• [Set problem] Copy out every record below with complete accuracy.

>> begin Supplied data

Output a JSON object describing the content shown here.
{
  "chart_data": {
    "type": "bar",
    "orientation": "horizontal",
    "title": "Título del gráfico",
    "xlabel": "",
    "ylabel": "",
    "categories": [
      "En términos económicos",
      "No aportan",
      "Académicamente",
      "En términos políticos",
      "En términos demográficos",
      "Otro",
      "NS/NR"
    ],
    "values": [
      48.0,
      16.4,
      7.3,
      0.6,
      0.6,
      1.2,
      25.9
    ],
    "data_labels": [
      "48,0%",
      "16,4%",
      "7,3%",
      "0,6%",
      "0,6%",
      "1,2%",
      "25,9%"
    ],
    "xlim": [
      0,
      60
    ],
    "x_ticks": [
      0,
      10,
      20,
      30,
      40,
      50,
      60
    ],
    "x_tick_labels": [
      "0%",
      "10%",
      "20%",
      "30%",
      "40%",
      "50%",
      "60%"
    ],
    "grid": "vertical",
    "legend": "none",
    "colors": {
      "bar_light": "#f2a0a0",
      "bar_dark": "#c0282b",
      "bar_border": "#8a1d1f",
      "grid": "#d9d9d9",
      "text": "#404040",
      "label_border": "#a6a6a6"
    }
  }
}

>> end Supplied data

• [Completed exercise]
Output a JSON object describing the content shown here.
{
  "chart_data": {
    "type": "bar",
    "orientation": "horizontal",
    "title": "Título del gráfico",
    "xlabel": "",
    "ylabel": "",
    "categories": [
      "En términos económicos",
      "No aportan",
      "Académicamente",
      "En términos políticos",
      "En términos demográficos",
      "Otro",
      "NS/NR"
    ],
    "values": [
      48.0,
      16.4,
      7.3,
      0.6,
      0.6,
      1.2,
      25.9
    ],
    "data_labels": [
      "48,0%",
      "16,4%",
      "7,3%",
      "0,6%",
      "0,6%",
      "1,2%",
      "25,9%"
    ],
    "xlim": [
      0,
      60
    ],
    "x_ticks": [
      0,
      10,
      20,
      30,
      40,
      50,
      60
    ],
    "x_tick_labels": [
      "0%",
      "10%",
      "20%",
      "30%",
      "40%",
      "50%",
      "60%"
    ],
    "grid": "vertical",
    "legend": "none",
    "colors": {
      "bar_light": "#f2a0a0",
      "bar_dark": "#c0282b",
      "bar_border": "#8a1d1f",
      "grid": "#d9d9d9",
      "text": "#404040",
      "label_border": "#a6a6a6"
    }
  }
}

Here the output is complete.